> _TASK OBJECTIVE_
Answer the following questions using the message thread on ISO 639 duplicate codes:
(a) What kind of mechanism does the reply say was added in ICU, and to what does it apply?
(b) Which pairs of duplicate Alpha-2 codes are cited as examples?
(c) On what date and at what time was the reply signed "Mark" sent?

> _GIVEN TEXT_

—————

Re: ISO 639 "duplicate" codes (was: Re: Ligatures in Turkish and Azeri, was: Accented ij ligatures)

From: Mark Davis (mark.davis@jtcsv.com)
Date: Sat Jul 12 2003 - 17:09:40 EDT

  • Next message: Anto'nio Martins-Tuva'lkin: "Re: Ligatures in Turkish and Azeri"

    We did that deliberately. Faced with a situation where a registration
    authority changes IDs on a whim -- with no regard to the issues of
    stability in software and data -- the best policy is to always use the
    old one, and map any new locales to the old one. That way when you
    exchange IDs between old and new systems, it all continues to work.
    (We did in fact know of the latest version of the standard at the
    time.)

    (In ICU, we did add a more general-purpose aliasing mechanism, both
    for resource bundles and parts thereof.)

    Mark
    __________________________________
    http://www.macchiato.com
    ► “Eppur si muove” ◄

    ----- Original Message -----
    From: "Philippe Verdy" <verdy_p@wanadoo.fr>
    To: "Doug Ewell" <dewell@adelphia.net>
    Cc: <unicode@unicode.org>
    Sent: Saturday, July 12, 2003 00:27
    Subject: Re: ISO 639 "duplicate" codes (was: Re: Ligatures in Turkish
    and Azeri, was: Accented ij ligatures)

    > On Saturday, July 12, 2003 6:51 AM, Doug Ewell <dewell@adelphia.net>
    wrote:
    >
    > > Philippe Verdy <verdy_p at wanadoo dot fr> wrote:
    > >
    > > > Good luck with ISO language codes which does not even
    > > > define them, and contain many duplicate codes even in
    > > > the Alpha-2 space (he/iw, in/id), or unprecize codes
    > > > matching sometimes very imprecize families of languages
    > > > overlapping other language codes...

—————

[Saved data entries]

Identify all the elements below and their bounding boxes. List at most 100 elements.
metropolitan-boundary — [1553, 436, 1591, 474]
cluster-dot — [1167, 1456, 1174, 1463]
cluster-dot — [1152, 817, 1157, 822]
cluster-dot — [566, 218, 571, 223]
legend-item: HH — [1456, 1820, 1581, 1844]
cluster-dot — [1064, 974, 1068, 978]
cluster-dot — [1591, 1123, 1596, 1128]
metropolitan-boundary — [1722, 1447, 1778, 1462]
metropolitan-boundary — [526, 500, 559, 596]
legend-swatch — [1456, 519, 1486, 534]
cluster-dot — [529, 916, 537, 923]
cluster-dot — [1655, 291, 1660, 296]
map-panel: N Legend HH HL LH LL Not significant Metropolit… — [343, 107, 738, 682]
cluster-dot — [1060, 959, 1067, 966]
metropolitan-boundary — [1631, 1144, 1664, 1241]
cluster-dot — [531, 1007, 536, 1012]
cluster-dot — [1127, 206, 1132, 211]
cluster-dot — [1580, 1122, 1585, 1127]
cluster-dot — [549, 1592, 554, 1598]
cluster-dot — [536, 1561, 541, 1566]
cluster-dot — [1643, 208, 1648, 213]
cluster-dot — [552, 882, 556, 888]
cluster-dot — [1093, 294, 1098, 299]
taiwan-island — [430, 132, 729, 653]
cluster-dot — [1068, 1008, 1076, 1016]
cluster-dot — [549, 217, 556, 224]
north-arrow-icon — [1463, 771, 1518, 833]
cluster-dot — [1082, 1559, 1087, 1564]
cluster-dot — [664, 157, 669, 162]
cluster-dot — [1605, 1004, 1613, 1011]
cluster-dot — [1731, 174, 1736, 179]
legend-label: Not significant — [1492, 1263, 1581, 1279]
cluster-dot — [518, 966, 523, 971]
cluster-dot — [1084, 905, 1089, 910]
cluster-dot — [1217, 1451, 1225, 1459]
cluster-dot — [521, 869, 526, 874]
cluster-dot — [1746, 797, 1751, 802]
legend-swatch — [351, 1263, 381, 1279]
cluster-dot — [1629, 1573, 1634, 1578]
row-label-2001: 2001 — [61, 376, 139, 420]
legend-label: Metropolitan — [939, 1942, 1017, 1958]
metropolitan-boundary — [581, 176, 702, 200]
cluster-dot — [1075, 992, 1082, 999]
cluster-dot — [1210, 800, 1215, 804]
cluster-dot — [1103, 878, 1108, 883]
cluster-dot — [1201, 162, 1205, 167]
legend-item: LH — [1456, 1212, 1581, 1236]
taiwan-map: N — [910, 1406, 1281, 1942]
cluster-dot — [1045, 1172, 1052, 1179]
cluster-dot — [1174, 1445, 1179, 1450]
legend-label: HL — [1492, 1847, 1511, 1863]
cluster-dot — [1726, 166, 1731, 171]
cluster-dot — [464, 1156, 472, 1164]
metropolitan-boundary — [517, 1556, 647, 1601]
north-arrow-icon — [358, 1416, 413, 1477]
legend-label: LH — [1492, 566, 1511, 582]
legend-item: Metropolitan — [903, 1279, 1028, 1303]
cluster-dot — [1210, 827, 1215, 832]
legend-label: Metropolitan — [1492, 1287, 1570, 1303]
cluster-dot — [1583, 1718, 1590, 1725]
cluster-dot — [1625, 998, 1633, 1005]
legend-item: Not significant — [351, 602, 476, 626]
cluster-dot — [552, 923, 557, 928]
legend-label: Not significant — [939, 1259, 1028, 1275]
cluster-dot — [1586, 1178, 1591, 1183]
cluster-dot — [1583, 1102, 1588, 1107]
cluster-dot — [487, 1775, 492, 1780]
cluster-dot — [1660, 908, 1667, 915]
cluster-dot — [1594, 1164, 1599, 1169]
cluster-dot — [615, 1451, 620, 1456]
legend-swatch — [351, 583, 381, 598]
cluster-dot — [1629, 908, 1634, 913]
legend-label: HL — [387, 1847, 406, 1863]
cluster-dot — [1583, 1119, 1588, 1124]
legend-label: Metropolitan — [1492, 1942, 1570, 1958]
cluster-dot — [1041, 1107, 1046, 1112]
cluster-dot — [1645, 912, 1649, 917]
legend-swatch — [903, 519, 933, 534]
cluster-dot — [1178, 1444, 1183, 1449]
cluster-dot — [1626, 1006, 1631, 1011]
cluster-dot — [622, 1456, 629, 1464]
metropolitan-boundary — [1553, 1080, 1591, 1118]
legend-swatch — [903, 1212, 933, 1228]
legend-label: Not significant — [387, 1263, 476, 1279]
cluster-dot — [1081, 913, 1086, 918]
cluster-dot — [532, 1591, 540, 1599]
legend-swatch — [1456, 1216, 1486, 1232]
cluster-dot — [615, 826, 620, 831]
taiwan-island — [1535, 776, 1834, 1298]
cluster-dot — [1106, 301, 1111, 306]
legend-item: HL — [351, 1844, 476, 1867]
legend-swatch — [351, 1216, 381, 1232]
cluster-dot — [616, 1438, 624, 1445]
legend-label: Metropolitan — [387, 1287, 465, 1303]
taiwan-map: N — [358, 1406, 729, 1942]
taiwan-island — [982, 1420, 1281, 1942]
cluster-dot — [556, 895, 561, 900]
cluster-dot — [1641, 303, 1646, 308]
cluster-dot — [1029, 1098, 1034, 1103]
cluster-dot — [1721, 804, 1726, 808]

—————

> _IN RESPONSE_
(a) A more general-purpose aliasing mechanism, applying to resource bundles and parts thereof.
(b) he/iw and in/id.
(c) Saturday, July 12, 2003, at 17:09:40 EDT.